# TU OBJETIVO
Transcribe sin ningún cambio todas las líneas de cada una de las entradas.

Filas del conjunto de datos
__________________________________________________
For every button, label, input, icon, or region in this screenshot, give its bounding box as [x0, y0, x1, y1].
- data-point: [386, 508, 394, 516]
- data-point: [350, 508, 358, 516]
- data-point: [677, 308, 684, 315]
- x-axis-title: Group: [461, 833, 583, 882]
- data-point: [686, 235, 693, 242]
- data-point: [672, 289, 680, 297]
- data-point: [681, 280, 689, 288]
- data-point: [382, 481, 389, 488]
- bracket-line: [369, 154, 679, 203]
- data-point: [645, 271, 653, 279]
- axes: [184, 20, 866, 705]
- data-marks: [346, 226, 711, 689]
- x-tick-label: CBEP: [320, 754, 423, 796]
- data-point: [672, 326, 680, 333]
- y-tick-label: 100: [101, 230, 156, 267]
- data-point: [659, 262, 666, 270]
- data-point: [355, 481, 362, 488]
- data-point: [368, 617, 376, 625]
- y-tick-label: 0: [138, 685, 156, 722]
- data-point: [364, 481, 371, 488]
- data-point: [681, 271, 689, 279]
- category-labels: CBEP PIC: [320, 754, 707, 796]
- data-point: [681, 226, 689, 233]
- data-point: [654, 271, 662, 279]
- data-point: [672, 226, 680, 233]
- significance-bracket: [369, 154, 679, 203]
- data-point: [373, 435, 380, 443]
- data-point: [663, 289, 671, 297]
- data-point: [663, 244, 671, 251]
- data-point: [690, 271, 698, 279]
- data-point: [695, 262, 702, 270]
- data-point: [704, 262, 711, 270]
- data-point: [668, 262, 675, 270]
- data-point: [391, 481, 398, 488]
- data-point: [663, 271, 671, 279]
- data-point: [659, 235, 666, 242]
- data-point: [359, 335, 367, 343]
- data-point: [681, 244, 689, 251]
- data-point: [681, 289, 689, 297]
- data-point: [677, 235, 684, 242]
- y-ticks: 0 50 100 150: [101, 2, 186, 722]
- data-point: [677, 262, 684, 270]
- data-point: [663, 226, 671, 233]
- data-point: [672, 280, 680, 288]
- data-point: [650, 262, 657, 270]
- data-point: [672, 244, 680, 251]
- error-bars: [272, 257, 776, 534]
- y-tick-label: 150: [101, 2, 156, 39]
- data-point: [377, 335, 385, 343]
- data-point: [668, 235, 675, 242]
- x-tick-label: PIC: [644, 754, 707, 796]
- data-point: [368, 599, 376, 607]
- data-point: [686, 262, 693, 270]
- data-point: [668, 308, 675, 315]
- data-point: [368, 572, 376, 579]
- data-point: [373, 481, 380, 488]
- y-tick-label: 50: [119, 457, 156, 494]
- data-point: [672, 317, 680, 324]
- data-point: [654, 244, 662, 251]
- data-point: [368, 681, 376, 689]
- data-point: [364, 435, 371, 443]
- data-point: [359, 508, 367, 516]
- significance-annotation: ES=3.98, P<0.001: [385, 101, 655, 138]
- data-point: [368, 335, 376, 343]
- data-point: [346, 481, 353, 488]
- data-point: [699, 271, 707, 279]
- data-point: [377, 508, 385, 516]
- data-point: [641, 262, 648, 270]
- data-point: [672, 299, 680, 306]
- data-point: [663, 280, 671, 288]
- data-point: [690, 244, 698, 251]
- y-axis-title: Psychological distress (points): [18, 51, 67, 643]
__________________________________________________
# SOLUCIÓN
For every button, label, input, icon, or region in this screenshot, give its bounding box as [x0, y0, x1, y1].
- data-point: [386, 508, 394, 516]
- data-point: [350, 508, 358, 516]
- data-point: [677, 308, 684, 315]
- x-axis-title: Group: [461, 833, 583, 882]
- data-point: [686, 235, 693, 242]
- data-point: [672, 289, 680, 297]
- data-point: [681, 280, 689, 288]
- data-point: [382, 481, 389, 488]
- bracket-line: [369, 154, 679, 203]
- data-point: [645, 271, 653, 279]
- axes: [184, 20, 866, 705]
- data-marks: [346, 226, 711, 689]
- x-tick-label: CBEP: [320, 754, 423, 796]
- data-point: [672, 326, 680, 333]
- y-tick-label: 100: [101, 230, 156, 267]
- data-point: [659, 262, 666, 270]
- data-point: [355, 481, 362, 488]
- data-point: [368, 617, 376, 625]
- y-tick-label: 0: [138, 685, 156, 722]
- data-point: [364, 481, 371, 488]
- data-point: [681, 271, 689, 279]
- category-labels: CBEP PIC: [320, 754, 707, 796]
- data-point: [681, 226, 689, 233]
- data-point: [654, 271, 662, 279]
- data-point: [672, 226, 680, 233]
- significance-bracket: [369, 154, 679, 203]
- data-point: [373, 435, 380, 443]
- data-point: [663, 289, 671, 297]
- data-point: [663, 244, 671, 251]
- data-point: [690, 271, 698, 279]
- data-point: [695, 262, 702, 270]
- data-point: [704, 262, 711, 270]
- data-point: [668, 262, 675, 270]
- data-point: [391, 481, 398, 488]
- data-point: [663, 271, 671, 279]
- data-point: [659, 235, 666, 242]
- data-point: [359, 335, 367, 343]
- data-point: [681, 244, 689, 251]
- data-point: [681, 289, 689, 297]
- data-point: [677, 235, 684, 242]
- y-ticks: 0 50 100 150: [101, 2, 186, 722]
- data-point: [677, 262, 684, 270]
- data-point: [663, 226, 671, 233]
- data-point: [672, 280, 680, 288]
- data-point: [650, 262, 657, 270]
- data-point: [672, 244, 680, 251]
- error-bars: [272, 257, 776, 534]
- y-tick-label: 150: [101, 2, 156, 39]
- data-point: [377, 335, 385, 343]
- data-point: [668, 235, 675, 242]
- x-tick-label: PIC: [644, 754, 707, 796]
- data-point: [368, 599, 376, 607]
- data-point: [686, 262, 693, 270]
- data-point: [668, 308, 675, 315]
- data-point: [368, 572, 376, 579]
- data-point: [373, 481, 380, 488]
- y-tick-label: 50: [119, 457, 156, 494]
- data-point: [672, 317, 680, 324]
- data-point: [654, 244, 662, 251]
- data-point: [368, 681, 376, 689]
- data-point: [364, 435, 371, 443]
- data-point: [359, 508, 367, 516]
- significance-annotation: ES=3.98, P<0.001: [385, 101, 655, 138]
- data-point: [368, 335, 376, 343]
- data-point: [346, 481, 353, 488]
- data-point: [699, 271, 707, 279]
- data-point: [377, 508, 385, 516]
- data-point: [641, 262, 648, 270]
- data-point: [672, 299, 680, 306]
- data-point: [663, 280, 671, 288]
- data-point: [690, 244, 698, 251]
- y-axis-title: Psychological distress (points): [18, 51, 67, 643]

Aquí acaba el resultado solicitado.